What to work on.
Go over the listing below line by line and tally those containing "returned". Give only the tally.

====

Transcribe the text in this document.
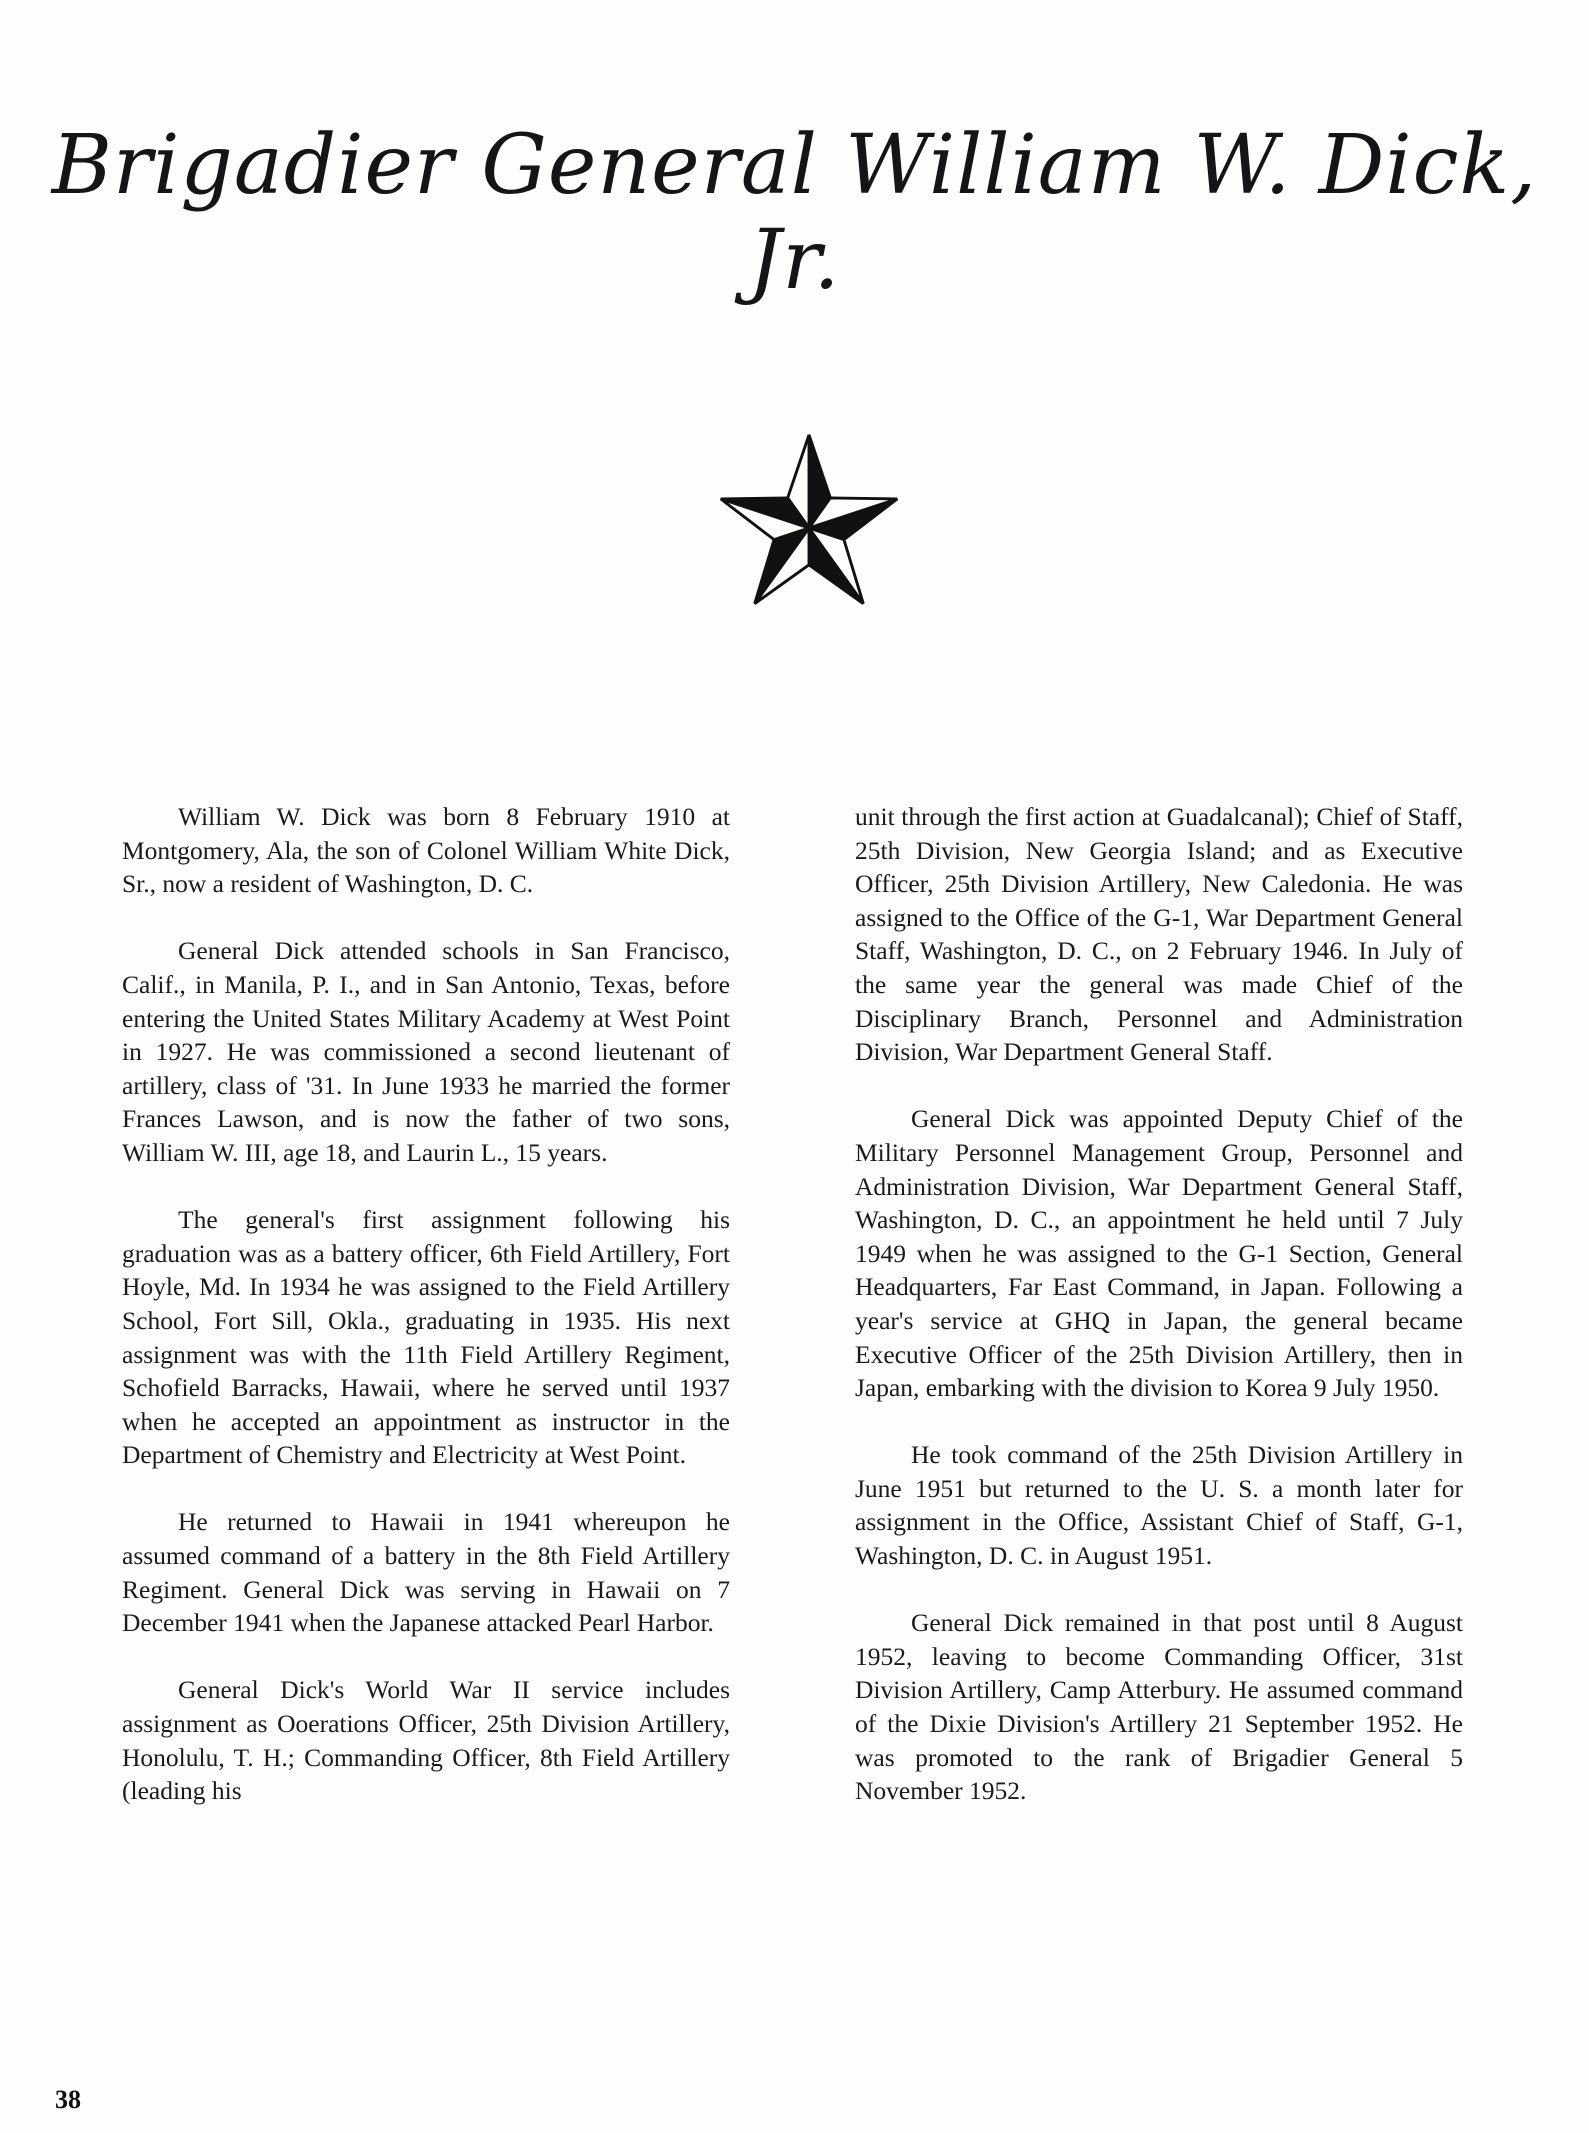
Brigadier General William W. Dick, Jr.

William W. Dick was born 8 February 1910 at Montgomery, Ala, the son of Colonel William White Dick, Sr., now a resident of Washington, D. C.

General Dick attended schools in San Francisco, Calif., in Manila, P. I., and in San Antonio, Texas, before entering the United States Military Academy at West Point in 1927. He was commissioned a second lieutenant of artillery, class of '31. In June 1933 he married the former Frances Lawson, and is now the father of two sons, William W. III, age 18, and Laurin L., 15 years.

The general's first assignment following his graduation was as a battery officer, 6th Field Artillery, Fort Hoyle, Md. In 1934 he was assigned to the Field Artillery School, Fort Sill, Okla., graduating in 1935. His next assignment was with the 11th Field Artillery Regiment, Schofield Barracks, Hawaii, where he served until 1937 when he accepted an appointment as instructor in the Department of Chemistry and Electricity at West Point.

He returned to Hawaii in 1941 whereupon he assumed command of a battery in the 8th Field Artillery Regiment. General Dick was serving in Hawaii on 7 December 1941 when the Japanese attacked Pearl Harbor.

General Dick's World War II service includes assignment as Ooerations Officer, 25th Division Artillery, Honolulu, T. H.; Commanding Officer, 8th Field Artillery (leading his

unit through the first action at Guadalcanal); Chief of Staff, 25th Division, New Georgia Island; and as Executive Officer, 25th Division Artillery, New Caledonia. He was assigned to the Office of the G-1, War Department General Staff, Washington, D. C., on 2 February 1946. In July of the same year the general was made Chief of the Disciplinary Branch, Personnel and Administration Division, War Department General Staff.

General Dick was appointed Deputy Chief of the Military Personnel Management Group, Personnel and Administration Division, War Department General Staff, Washington, D. C., an appointment he held until 7 July 1949 when he was assigned to the G-1 Section, General Headquarters, Far East Command, in Japan. Following a year's service at GHQ in Japan, the general became Executive Officer of the 25th Division Artillery, then in Japan, embarking with the division to Korea 9 July 1950.

He took command of the 25th Division Artillery in June 1951 but returned to the U. S. a month later for assignment in the Office, Assistant Chief of Staff, G-1, Washington, D. C. in August 1951.

General Dick remained in that post until 8 August 1952, leaving to become Commanding Officer, 31st Division Artillery, Camp Atterbury. He assumed command of the Dixie Division's Artillery 21 September 1952. He was promoted to the rank of Brigadier General 5 November 1952.

38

====

Answer for this exercise.
2